Answer these from the text on audio digitization:
1. In what unit is bandwidth measured?
2. What is the maximum dynamic range of CD?
3. Up to what frequency can young adults aged 18 to 20 be expected to hear?

━━━ SOURCE TEXT ━━━

2 Bandwidth and dynamic range
The technical characteristics of an audio signal can be pictured as a rectangle: it has height and width. The height is how powerful the signal is compared to the background noise; this dimension is related to the dynamic range of the signal, or signal-to-noise ratio, and is measured in decibels, dB. The width is the range of frequencies, called bandwidth, and is measured in Hertz, Hz.

3 Digitisation
A sound, an acoustical signal, is a variation in pressure. This variation is continuous: a waveform.
Digitisation means assigning numbers to this waveform. A signal with a wide dynamic range needs an equivalently wide range of assigned numbers. It is conventional practice to specify this range in terms of how many binary digits are allowed. Eight-bit sampling uses the numbers from 0 to 255 (because 255 is one below the 8th power of 2); 16 bit sampling allows numbers up to 65536. Every additional bit doubles the range of numbers, and so increases the dynamic range by 6 dB [2]. Eight-bit sampling has a maximum dynamic range of 48 dB [3] (20 log 256=48.16). Sixteen-bit sampling has twice the dynamic range: 96 dB. The human ear has, at its best, a dynamic range of 130 dB. However the background noise present in even the quietest situations means that the human ear would almost never hear a sound more than 100 dB above the background noise. For sound reproduction, a 40 dB range is low quality, like a pocket radio or cheapest possible cassette recorder. Studio quality recordings on tape achieve a 70 dB range, and CD has a 96 dB maximum (because it uses 16-bit sampling).

3.1 Digitisation and bandwidth
The range of human hearing varies significantly with age, and begins to deteriorate at puberty.
Young adults (age 18 to 20) can be expected to hear sounds up to 18 kHz. At age 70, the upper frequency limit would be nearer 10 kHz. When digitising, samples must be taken at twice the highest audio frequency in the signal, at a minimum. Usually a factor of 2.3 or 2.4 is used. This means that an 18 kHz sound requires (theoretically) at least 36 kHz sampling, and in practice requires more like 43 kHz.

3.2 Aliasing
When digitising, it is vital that the incoming sound is band-limited to the bandwidth of the digitising process. If not, high frequency sounds will be mirrored (aliased) as though they were within band. If a high frequency sound is present, such as 20 kHz, and the sound is sampled too low, say at 30 kHz, the signal at 20 will alias around half of 30 (namely 15), and appear at 15-5 kHz = 10 kHz, instead of where it belongs at 15+5 kHz. An inaudible sound at 20 kHz can be turned by aliasing into a very audible sound. One way to minimise aliasing is to sample at a rate much higher than the standard 2.4 times the maximum frequency (oversampling). Such over-sampling allows much simpler anti-aliasing filters to be used, which in turn means that bulky hardware associated with digitisation can be eliminated.

━━━ PROVIDED DATA ━━━

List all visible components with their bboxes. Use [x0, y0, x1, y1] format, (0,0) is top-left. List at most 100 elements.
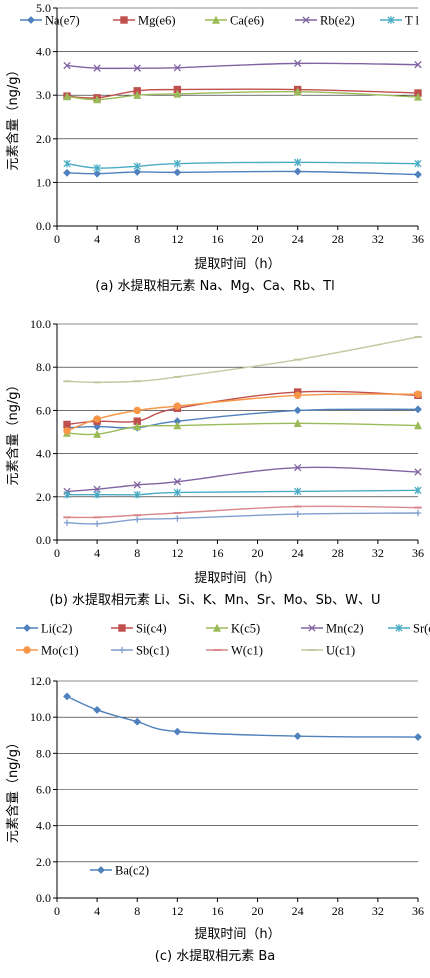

━━━

[RESPONSE TO THE TASK]
1. Hertz (Hz)
2. 96 dB
3. 18 kHz